**Exercise requirements**
Identify the lines that include the word "Website", then copy all of them.

(A block of data)
○ ○ ○ ○
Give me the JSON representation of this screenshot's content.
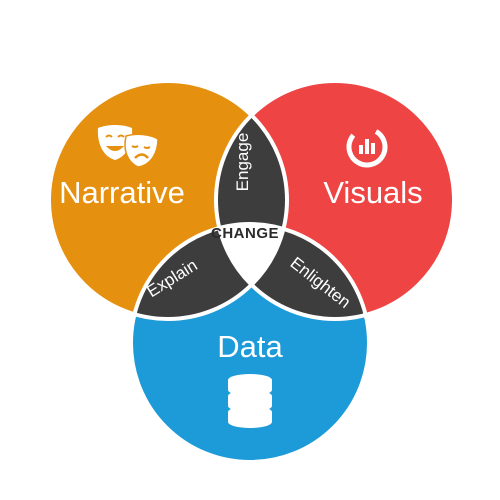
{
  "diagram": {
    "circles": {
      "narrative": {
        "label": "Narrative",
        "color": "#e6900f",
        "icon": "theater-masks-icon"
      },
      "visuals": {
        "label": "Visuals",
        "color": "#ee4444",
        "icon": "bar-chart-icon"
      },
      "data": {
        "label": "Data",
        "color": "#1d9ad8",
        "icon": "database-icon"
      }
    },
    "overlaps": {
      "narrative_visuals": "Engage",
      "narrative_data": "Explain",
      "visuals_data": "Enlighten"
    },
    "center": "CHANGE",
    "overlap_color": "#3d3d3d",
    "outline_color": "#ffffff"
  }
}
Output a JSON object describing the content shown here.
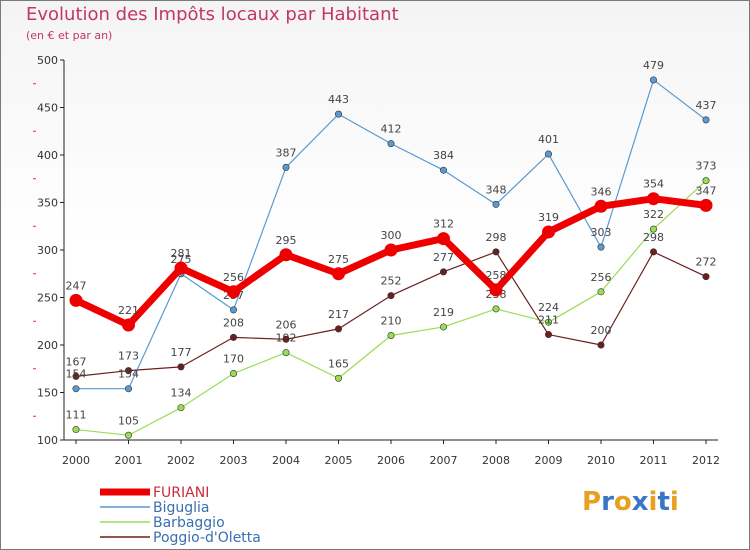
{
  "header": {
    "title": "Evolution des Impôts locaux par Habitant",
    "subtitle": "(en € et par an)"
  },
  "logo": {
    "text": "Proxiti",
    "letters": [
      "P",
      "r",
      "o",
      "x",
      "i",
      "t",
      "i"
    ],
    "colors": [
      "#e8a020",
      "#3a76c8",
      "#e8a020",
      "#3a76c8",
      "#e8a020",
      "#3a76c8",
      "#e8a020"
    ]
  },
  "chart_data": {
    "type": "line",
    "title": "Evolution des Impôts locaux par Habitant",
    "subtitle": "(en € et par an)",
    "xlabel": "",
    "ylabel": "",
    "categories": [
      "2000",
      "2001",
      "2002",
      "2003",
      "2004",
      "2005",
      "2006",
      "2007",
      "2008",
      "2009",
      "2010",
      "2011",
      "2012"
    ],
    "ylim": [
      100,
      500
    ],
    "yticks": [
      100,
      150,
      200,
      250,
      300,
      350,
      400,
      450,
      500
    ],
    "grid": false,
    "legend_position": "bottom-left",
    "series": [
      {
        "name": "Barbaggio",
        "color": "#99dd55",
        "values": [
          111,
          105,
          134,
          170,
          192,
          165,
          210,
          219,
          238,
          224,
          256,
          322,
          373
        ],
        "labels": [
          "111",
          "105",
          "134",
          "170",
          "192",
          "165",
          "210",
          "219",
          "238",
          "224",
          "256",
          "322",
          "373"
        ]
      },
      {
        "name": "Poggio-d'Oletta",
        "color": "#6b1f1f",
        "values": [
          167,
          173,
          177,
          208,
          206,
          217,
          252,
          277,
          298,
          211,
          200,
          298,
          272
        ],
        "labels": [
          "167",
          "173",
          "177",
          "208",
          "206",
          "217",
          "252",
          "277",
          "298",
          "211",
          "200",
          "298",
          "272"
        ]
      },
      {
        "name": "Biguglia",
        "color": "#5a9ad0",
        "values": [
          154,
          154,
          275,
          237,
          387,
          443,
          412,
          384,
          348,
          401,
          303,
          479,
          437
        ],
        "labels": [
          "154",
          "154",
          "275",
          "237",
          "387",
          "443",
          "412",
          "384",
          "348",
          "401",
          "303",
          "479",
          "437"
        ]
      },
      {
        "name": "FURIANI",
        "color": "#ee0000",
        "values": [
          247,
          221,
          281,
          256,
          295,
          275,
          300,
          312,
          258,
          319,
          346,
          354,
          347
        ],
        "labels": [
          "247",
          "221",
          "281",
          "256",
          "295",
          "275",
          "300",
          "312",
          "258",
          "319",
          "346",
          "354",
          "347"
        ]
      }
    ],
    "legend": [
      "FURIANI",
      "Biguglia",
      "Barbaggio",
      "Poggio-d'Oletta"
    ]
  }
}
○ ○ ○ ○
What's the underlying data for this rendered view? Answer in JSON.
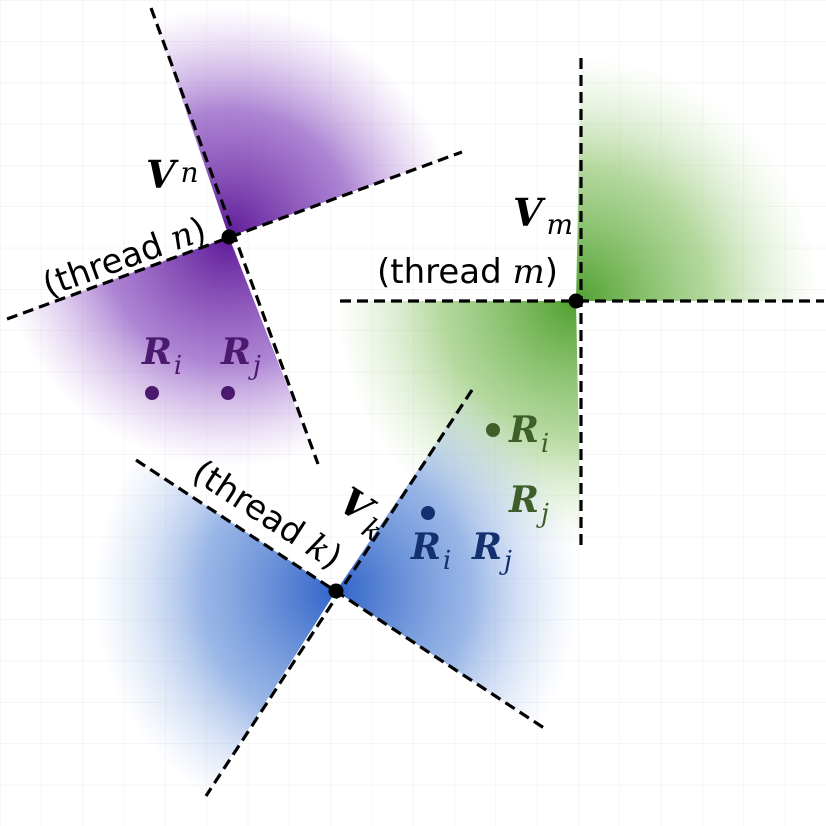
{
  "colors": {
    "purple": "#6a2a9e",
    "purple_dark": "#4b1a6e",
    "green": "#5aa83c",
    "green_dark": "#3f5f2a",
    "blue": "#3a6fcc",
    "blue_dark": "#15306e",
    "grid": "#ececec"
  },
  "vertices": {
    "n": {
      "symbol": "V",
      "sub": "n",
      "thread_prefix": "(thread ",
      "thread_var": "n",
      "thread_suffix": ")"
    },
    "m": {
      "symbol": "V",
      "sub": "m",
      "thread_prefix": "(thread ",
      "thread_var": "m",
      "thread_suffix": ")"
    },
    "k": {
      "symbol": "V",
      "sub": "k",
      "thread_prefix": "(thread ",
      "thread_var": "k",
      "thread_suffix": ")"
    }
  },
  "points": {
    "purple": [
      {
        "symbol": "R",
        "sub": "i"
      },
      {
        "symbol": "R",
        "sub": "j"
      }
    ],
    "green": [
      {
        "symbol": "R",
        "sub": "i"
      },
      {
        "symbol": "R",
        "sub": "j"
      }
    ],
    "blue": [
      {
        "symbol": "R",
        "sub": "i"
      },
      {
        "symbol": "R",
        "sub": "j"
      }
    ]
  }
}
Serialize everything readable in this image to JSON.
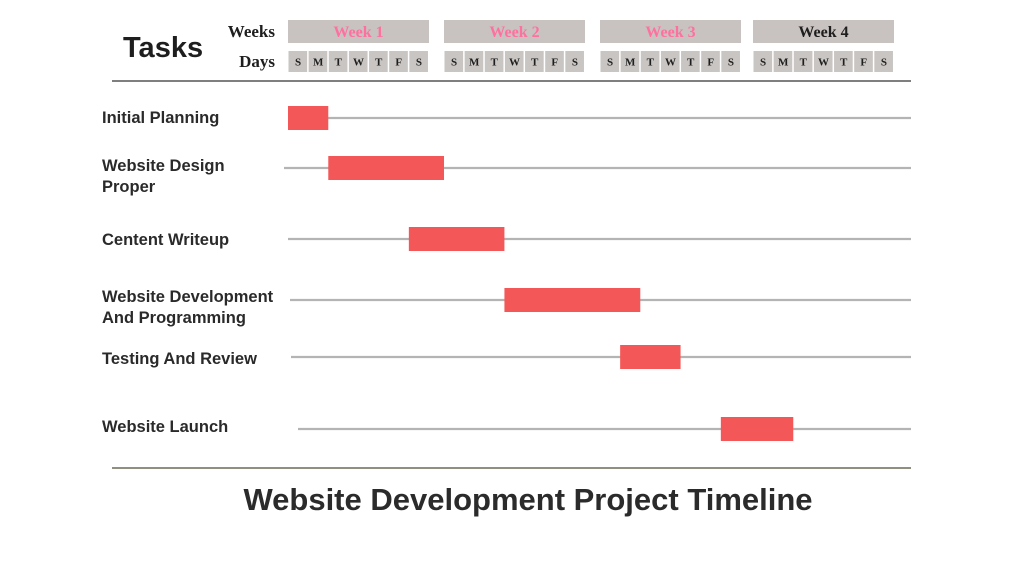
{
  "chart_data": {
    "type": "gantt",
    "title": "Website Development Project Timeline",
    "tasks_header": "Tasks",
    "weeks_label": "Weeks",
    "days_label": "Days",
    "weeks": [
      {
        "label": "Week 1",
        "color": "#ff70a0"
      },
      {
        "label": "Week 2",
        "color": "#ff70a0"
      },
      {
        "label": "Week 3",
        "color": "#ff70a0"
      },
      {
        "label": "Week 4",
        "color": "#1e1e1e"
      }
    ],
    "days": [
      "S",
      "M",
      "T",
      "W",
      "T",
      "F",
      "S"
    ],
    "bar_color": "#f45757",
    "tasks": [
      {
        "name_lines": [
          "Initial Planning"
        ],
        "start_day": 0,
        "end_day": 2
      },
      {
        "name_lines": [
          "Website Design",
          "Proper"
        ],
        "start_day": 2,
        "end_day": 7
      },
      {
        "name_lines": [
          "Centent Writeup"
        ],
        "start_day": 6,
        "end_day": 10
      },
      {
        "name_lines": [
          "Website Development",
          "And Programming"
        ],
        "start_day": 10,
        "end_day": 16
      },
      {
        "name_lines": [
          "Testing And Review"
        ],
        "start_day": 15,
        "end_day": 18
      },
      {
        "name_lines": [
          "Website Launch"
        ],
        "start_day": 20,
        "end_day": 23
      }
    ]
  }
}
○ ○ ○ ○
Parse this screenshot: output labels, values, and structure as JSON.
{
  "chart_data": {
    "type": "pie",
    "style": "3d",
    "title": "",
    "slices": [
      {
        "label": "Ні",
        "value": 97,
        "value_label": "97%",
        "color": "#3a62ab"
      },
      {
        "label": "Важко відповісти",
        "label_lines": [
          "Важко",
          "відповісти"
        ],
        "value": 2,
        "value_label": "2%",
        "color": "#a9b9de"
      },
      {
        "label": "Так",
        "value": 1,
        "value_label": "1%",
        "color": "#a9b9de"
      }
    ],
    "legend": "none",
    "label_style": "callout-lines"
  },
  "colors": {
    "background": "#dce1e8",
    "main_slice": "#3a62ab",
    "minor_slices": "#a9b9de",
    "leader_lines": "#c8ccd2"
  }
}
○ ○ ○ ○
**Response below**
    "title": "Website Development Project Timeline",
          "Website Design",
          "Website Development",
          "Website Launch"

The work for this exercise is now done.